▶ [TASK OBJECTIVE]: Please reproduce the following data line for line and without any changes, omitting the pictures from your output.

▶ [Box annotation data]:
· · · · ·

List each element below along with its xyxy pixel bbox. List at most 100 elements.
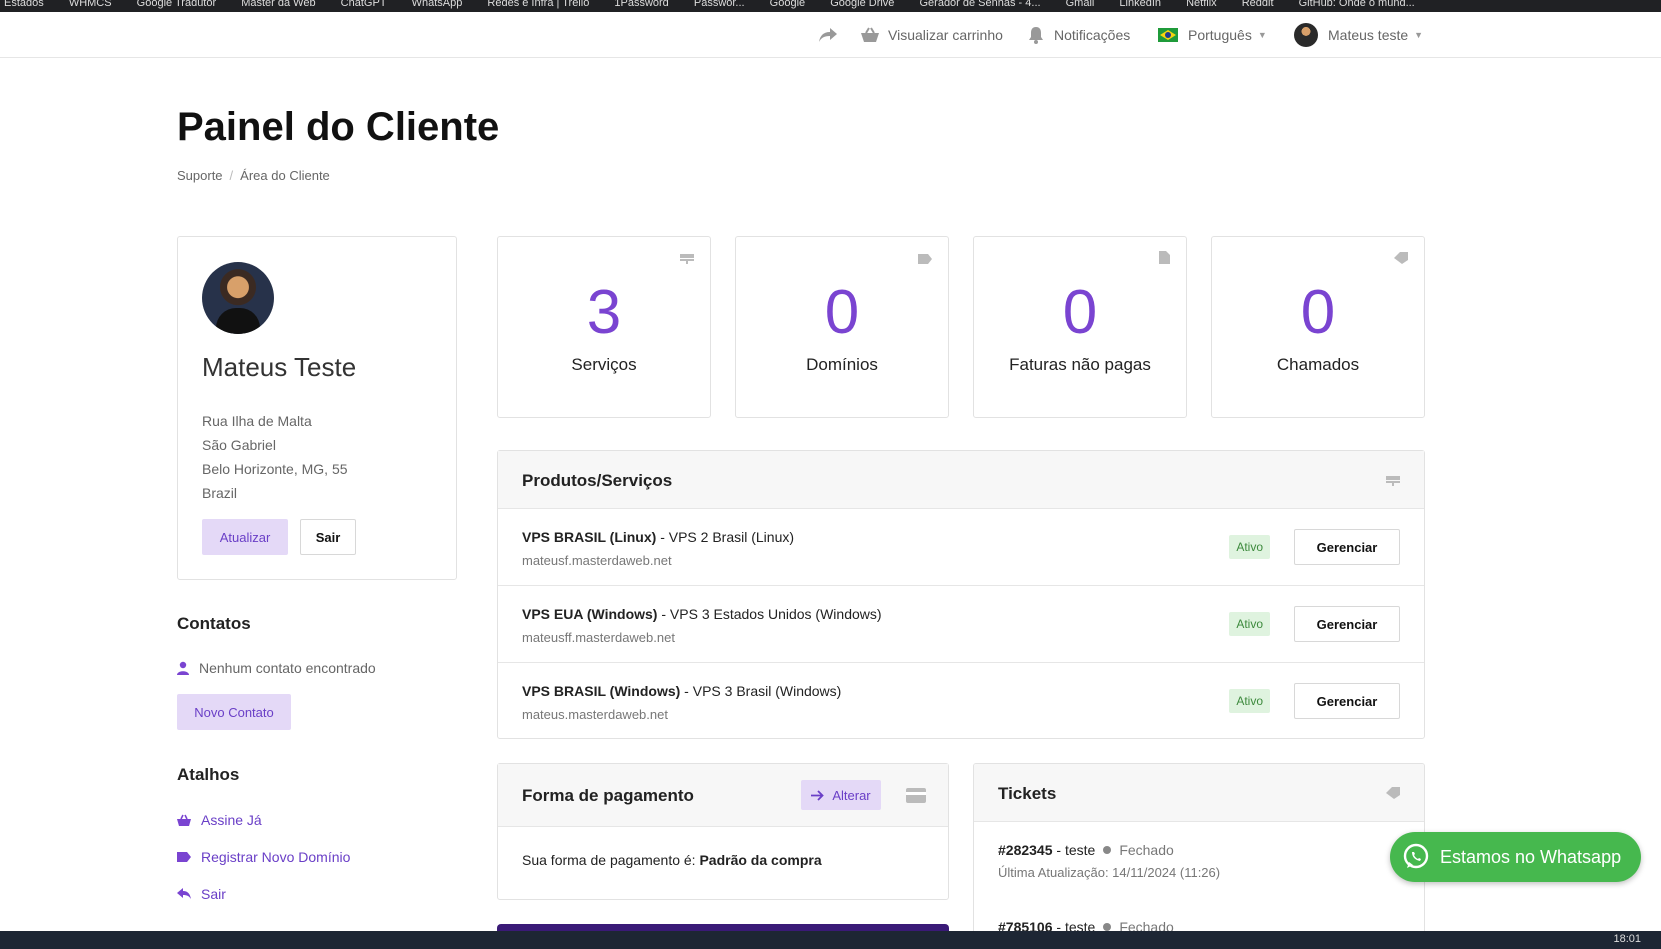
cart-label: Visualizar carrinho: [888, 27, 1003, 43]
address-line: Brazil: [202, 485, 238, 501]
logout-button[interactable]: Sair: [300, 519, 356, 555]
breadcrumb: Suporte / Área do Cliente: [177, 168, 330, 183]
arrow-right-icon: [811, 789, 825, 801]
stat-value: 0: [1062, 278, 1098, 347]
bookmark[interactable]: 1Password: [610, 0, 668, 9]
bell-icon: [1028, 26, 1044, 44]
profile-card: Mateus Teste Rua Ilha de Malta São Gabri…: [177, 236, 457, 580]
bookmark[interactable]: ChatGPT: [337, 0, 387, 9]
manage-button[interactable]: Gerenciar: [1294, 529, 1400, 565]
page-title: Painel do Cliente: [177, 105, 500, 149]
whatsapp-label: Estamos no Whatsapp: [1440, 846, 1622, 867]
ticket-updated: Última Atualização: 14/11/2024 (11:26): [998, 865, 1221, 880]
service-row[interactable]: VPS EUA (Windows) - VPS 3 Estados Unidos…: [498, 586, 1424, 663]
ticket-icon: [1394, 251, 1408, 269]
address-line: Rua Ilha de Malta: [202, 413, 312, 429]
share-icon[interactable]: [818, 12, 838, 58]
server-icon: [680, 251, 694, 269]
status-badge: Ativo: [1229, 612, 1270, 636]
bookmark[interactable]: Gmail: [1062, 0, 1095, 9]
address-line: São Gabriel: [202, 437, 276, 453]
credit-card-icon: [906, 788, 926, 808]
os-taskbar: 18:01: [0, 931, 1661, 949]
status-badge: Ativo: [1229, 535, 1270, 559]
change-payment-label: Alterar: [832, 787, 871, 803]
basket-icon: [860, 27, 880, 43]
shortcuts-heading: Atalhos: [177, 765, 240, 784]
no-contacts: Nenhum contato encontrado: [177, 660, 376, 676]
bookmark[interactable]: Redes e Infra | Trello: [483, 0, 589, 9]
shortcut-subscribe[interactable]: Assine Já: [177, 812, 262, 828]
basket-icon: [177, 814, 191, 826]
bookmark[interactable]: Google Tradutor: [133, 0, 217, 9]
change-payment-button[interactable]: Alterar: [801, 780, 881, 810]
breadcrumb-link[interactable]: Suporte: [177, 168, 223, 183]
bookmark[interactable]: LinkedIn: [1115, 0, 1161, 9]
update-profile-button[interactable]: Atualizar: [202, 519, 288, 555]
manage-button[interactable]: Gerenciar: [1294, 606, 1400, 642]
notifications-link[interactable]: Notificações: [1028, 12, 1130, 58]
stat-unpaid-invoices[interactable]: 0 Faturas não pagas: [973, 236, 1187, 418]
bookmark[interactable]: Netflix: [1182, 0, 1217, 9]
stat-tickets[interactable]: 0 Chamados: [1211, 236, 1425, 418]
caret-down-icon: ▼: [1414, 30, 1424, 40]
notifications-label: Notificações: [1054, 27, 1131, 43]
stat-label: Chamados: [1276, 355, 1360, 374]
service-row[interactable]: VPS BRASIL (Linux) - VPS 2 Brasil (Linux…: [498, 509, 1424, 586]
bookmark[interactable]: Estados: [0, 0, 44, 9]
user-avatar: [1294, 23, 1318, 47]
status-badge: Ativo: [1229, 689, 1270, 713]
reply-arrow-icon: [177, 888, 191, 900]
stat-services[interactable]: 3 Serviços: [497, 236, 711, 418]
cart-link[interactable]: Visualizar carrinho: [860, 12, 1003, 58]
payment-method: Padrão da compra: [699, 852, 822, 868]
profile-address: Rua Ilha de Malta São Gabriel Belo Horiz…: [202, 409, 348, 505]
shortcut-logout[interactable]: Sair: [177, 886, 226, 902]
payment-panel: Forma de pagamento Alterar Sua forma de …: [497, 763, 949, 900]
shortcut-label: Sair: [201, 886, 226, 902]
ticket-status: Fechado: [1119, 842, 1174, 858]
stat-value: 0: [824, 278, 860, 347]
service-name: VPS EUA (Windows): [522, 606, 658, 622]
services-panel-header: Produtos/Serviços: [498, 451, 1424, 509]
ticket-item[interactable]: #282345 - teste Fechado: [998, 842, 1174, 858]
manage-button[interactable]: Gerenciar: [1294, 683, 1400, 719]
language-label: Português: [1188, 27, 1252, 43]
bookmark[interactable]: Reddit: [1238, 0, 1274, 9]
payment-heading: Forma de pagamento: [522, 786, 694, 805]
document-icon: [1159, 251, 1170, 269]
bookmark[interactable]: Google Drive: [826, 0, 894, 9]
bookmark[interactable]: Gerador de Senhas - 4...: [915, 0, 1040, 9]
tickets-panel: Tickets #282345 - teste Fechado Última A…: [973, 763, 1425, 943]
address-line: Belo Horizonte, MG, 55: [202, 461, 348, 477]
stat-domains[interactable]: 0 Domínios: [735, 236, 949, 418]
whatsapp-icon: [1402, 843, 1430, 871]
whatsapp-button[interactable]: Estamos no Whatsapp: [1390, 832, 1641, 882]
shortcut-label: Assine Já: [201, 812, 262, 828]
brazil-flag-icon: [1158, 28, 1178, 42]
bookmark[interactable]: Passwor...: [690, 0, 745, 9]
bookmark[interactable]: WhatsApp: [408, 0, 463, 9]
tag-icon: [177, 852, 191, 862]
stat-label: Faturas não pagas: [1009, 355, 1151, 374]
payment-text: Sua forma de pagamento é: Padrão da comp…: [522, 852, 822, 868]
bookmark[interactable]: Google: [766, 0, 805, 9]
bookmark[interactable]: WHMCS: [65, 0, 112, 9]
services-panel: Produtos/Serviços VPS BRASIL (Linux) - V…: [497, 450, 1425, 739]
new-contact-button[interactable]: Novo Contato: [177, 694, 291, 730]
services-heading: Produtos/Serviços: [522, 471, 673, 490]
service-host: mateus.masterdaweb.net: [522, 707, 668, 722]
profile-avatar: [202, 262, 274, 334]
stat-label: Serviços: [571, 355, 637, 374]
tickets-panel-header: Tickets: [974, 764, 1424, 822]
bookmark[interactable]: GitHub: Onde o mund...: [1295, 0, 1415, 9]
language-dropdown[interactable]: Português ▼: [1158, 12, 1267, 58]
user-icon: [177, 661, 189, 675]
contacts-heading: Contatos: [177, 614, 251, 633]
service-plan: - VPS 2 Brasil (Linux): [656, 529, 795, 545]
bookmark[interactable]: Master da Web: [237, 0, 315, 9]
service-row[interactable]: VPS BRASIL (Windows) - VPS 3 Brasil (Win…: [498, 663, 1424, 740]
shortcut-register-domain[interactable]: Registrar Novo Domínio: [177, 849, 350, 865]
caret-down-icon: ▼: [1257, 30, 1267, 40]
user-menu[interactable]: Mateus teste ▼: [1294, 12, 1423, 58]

· · · · ·

▶ [COMPLETE OUTPUT]:
List each element below along with its xyxy pixel bbox. List at most 100 elements.
cart-label: Visualizar carrinho: [888, 27, 1003, 43]
address-line: Brazil: [202, 485, 238, 501]
logout-button[interactable]: Sair: [300, 519, 356, 555]
breadcrumb: Suporte / Área do Cliente: [177, 168, 330, 183]
arrow-right-icon: [811, 789, 825, 801]
stat-value: 0: [1062, 278, 1098, 347]
bookmark[interactable]: 1Password: [610, 0, 668, 9]
bell-icon: [1028, 26, 1044, 44]
profile-card: Mateus Teste Rua Ilha de Malta São Gabri…: [177, 236, 457, 580]
bookmark[interactable]: ChatGPT: [337, 0, 387, 9]
manage-button[interactable]: Gerenciar: [1294, 529, 1400, 565]
page-title: Painel do Cliente: [177, 105, 500, 149]
whatsapp-label: Estamos no Whatsapp: [1440, 846, 1622, 867]
ticket-updated: Última Atualização: 14/11/2024 (11:26): [998, 865, 1221, 880]
service-row[interactable]: VPS EUA (Windows) - VPS 3 Estados Unidos…: [498, 586, 1424, 663]
ticket-icon: [1394, 251, 1408, 269]
address-line: Rua Ilha de Malta: [202, 413, 312, 429]
share-icon[interactable]: [818, 12, 838, 58]
server-icon: [680, 251, 694, 269]
status-badge: Ativo: [1229, 612, 1270, 636]
bookmark[interactable]: Gmail: [1062, 0, 1095, 9]
address-line: São Gabriel: [202, 437, 276, 453]
credit-card-icon: [906, 788, 926, 808]
os-taskbar: 18:01: [0, 931, 1661, 949]
status-badge: Ativo: [1229, 535, 1270, 559]
change-payment-label: Alterar: [832, 787, 871, 803]
basket-icon: [860, 27, 880, 43]
shortcuts-heading: Atalhos: [177, 765, 240, 784]
no-contacts: Nenhum contato encontrado: [177, 660, 376, 676]
bookmark[interactable]: Redes e Infra | Trello: [483, 0, 589, 9]
shortcut-subscribe[interactable]: Assine Já: [177, 812, 262, 828]
basket-icon: [177, 814, 191, 826]
bookmark[interactable]: Google Tradutor: [133, 0, 217, 9]
change-payment-button[interactable]: Alterar: [801, 780, 881, 810]
breadcrumb-link[interactable]: Suporte: [177, 168, 223, 183]
bookmark[interactable]: LinkedIn: [1115, 0, 1161, 9]
update-profile-button[interactable]: Atualizar: [202, 519, 288, 555]
manage-button[interactable]: Gerenciar: [1294, 606, 1400, 642]
notifications-link[interactable]: Notificações: [1028, 12, 1130, 58]
stat-unpaid-invoices[interactable]: 0 Faturas não pagas: [973, 236, 1187, 418]
bookmark[interactable]: Netflix: [1182, 0, 1217, 9]
stat-tickets[interactable]: 0 Chamados: [1211, 236, 1425, 418]
caret-down-icon: ▼: [1414, 30, 1424, 40]
notifications-label: Notificações: [1054, 27, 1131, 43]
stat-label: Chamados: [1276, 355, 1360, 374]
service-row[interactable]: VPS BRASIL (Linux) - VPS 2 Brasil (Linux…: [498, 509, 1424, 586]
bookmark[interactable]: Estados: [0, 0, 44, 9]
user-avatar: [1294, 23, 1318, 47]
status-badge: Ativo: [1229, 689, 1270, 713]
reply-arrow-icon: [177, 888, 191, 900]
stat-services[interactable]: 3 Serviços: [497, 236, 711, 418]
cart-link[interactable]: Visualizar carrinho: [860, 12, 1003, 58]
payment-method: Padrão da compra: [699, 852, 822, 868]
profile-address: Rua Ilha de Malta São Gabriel Belo Horiz…: [202, 409, 348, 505]
shortcut-logout[interactable]: Sair: [177, 886, 226, 902]
payment-panel: Forma de pagamento Alterar Sua forma de …: [497, 763, 949, 900]
shortcut-label: Sair: [201, 886, 226, 902]
ticket-status: Fechado: [1119, 842, 1174, 858]
stat-value: 0: [824, 278, 860, 347]
service-name: VPS EUA (Windows): [522, 606, 658, 622]
services-panel-header: Produtos/Serviços: [498, 451, 1424, 509]
ticket-item[interactable]: #282345 - teste Fechado: [998, 842, 1174, 858]
manage-button[interactable]: Gerenciar: [1294, 683, 1400, 719]
language-label: Português: [1188, 27, 1252, 43]
bookmark[interactable]: Reddit: [1238, 0, 1274, 9]
payment-heading: Forma de pagamento: [522, 786, 694, 805]
document-icon: [1159, 251, 1170, 269]
bookmark[interactable]: Google Drive: [826, 0, 894, 9]
bookmark[interactable]: Gerador de Senhas - 4...: [915, 0, 1040, 9]
tickets-panel: Tickets #282345 - teste Fechado Última A…: [973, 763, 1425, 943]
address-line: Belo Horizonte, MG, 55: [202, 461, 348, 477]
stat-domains[interactable]: 0 Domínios: [735, 236, 949, 418]
whatsapp-icon: [1402, 843, 1430, 871]
whatsapp-button[interactable]: Estamos no Whatsapp: [1390, 832, 1641, 882]
shortcut-label: Assine Já: [201, 812, 262, 828]
brazil-flag-icon: [1158, 28, 1178, 42]
bookmark[interactable]: Passwor...: [690, 0, 745, 9]
bookmark[interactable]: WhatsApp: [408, 0, 463, 9]
tag-icon: [177, 852, 191, 862]
stat-label: Faturas não pagas: [1009, 355, 1151, 374]
payment-text: Sua forma de pagamento é: Padrão da comp…: [522, 852, 822, 868]
bookmark[interactable]: Google: [766, 0, 805, 9]
bookmark[interactable]: WHMCS: [65, 0, 112, 9]
services-panel: Produtos/Serviços VPS BRASIL (Linux) - V…: [497, 450, 1425, 739]
new-contact-button[interactable]: Novo Contato: [177, 694, 291, 730]
services-heading: Produtos/Serviços: [522, 471, 673, 490]
service-host: mateus.masterdaweb.net: [522, 707, 668, 722]
profile-avatar: [202, 262, 274, 334]
stat-label: Serviços: [571, 355, 637, 374]
tickets-panel-header: Tickets: [974, 764, 1424, 822]
bookmark[interactable]: GitHub: Onde o mund...: [1295, 0, 1415, 9]
language-dropdown[interactable]: Português ▼: [1158, 12, 1267, 58]
user-icon: [177, 661, 189, 675]
contacts-heading: Contatos: [177, 614, 251, 633]
service-plan: - VPS 2 Brasil (Linux): [656, 529, 795, 545]
bookmark[interactable]: Master da Web: [237, 0, 315, 9]
service-row[interactable]: VPS BRASIL (Windows) - VPS 3 Brasil (Win…: [498, 663, 1424, 740]
shortcut-register-domain[interactable]: Registrar Novo Domínio: [177, 849, 350, 865]
caret-down-icon: ▼: [1257, 30, 1267, 40]
user-menu[interactable]: Mateus teste ▼: [1294, 12, 1423, 58]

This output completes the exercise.